— START OF Input material —
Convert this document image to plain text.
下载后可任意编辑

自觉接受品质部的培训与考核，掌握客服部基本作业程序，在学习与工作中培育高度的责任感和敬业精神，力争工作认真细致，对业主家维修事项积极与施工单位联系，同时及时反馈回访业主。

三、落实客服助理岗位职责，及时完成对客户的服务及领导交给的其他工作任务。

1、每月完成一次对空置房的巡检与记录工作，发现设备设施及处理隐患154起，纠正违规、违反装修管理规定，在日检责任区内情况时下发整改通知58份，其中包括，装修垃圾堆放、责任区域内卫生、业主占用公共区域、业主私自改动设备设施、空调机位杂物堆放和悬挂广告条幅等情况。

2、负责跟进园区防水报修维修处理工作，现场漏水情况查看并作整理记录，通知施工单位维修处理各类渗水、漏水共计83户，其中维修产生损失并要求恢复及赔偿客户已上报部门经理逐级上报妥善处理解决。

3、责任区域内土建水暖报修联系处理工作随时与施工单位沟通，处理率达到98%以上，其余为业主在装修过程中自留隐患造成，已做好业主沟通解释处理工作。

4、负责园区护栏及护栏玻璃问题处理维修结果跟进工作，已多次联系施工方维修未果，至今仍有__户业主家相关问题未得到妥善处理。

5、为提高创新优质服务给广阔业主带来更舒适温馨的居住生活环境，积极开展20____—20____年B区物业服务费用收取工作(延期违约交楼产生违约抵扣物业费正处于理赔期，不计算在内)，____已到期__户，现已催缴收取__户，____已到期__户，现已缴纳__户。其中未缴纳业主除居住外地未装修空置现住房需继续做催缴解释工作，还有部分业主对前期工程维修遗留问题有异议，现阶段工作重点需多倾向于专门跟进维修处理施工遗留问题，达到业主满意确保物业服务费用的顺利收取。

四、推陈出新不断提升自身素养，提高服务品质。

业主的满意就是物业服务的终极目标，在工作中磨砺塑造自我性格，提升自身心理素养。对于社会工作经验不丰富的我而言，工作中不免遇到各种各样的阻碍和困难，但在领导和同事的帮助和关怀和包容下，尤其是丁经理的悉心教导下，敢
— END OF Input material —
— START OF Input material —
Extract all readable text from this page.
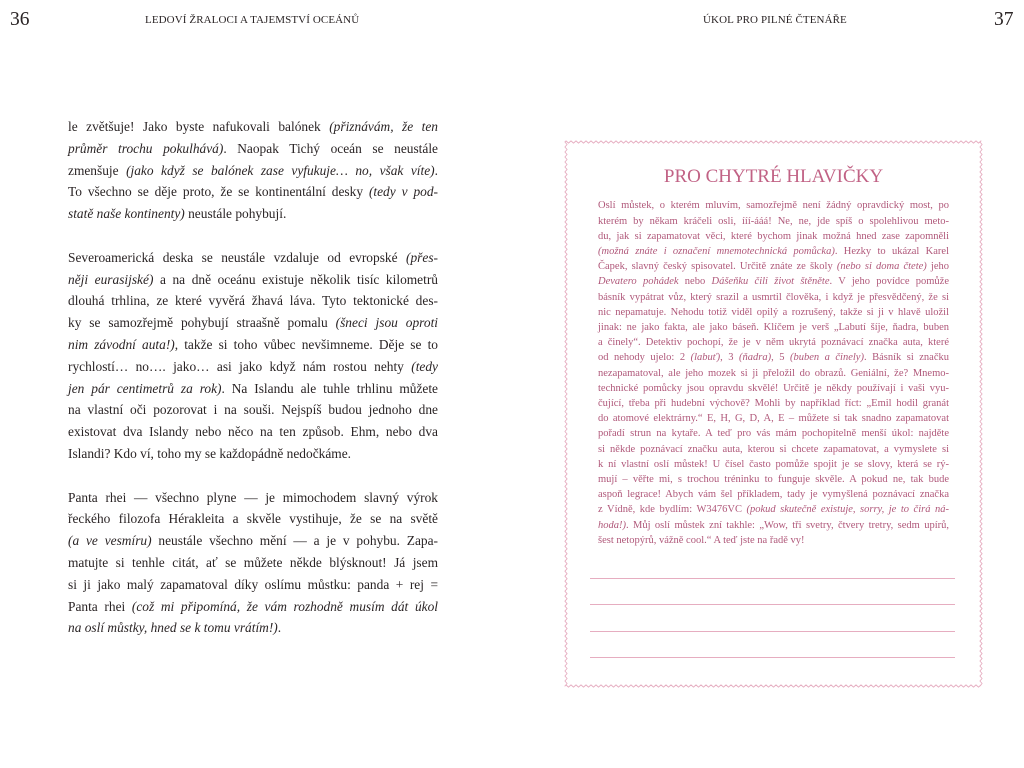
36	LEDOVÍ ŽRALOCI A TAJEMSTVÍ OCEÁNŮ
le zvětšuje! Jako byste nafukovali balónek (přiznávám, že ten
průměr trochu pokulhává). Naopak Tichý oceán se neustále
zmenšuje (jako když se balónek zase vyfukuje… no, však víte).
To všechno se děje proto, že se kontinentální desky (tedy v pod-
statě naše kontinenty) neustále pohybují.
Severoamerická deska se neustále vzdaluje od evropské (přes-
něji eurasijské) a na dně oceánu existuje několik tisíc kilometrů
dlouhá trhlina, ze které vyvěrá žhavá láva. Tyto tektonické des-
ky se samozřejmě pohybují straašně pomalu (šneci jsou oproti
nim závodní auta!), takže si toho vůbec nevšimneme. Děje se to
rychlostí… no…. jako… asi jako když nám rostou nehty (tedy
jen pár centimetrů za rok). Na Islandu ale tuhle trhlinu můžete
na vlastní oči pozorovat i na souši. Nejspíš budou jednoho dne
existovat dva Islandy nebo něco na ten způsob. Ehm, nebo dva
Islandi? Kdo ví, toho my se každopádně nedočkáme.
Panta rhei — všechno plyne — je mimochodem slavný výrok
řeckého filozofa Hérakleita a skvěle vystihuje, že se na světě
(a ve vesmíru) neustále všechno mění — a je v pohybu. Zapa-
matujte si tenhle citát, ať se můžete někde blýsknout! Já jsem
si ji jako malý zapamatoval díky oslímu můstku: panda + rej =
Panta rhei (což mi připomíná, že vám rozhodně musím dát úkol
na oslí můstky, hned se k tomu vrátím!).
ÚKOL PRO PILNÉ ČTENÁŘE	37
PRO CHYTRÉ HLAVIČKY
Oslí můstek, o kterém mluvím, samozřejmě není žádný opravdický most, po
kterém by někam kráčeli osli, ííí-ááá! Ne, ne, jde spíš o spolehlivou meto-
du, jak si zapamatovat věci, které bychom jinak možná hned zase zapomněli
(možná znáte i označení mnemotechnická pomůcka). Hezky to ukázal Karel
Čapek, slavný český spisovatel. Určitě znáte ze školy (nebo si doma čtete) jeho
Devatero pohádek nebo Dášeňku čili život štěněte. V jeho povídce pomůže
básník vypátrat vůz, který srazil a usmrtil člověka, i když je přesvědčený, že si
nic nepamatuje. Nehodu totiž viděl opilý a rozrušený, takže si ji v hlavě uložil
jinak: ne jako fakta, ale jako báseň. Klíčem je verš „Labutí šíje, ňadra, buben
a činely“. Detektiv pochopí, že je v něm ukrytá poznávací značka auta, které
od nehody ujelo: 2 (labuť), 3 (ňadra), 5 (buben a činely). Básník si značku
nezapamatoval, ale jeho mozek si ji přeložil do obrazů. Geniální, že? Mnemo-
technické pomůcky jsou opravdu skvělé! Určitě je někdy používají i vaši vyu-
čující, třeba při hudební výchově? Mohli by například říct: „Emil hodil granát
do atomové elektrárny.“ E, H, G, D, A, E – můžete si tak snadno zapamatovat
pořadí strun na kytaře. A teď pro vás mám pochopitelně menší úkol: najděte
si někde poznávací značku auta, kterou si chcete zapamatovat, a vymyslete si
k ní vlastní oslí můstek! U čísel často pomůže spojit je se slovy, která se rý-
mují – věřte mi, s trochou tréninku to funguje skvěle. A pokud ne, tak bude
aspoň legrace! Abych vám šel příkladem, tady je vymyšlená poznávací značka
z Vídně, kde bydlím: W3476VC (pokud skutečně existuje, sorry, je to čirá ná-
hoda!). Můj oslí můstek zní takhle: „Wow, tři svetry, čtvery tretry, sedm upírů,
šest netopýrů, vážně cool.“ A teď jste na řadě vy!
— END OF Input material —
**Short exercise**
Every line in the data above that contains "Určitě" needs to be copied.

**Exercise response**
Čapek, slavný český spisovatel. Určitě znáte ze školy (nebo si doma čtete) jeho
technické pomůcky jsou opravdu skvělé! Určitě je někdy používají i vaši vyu-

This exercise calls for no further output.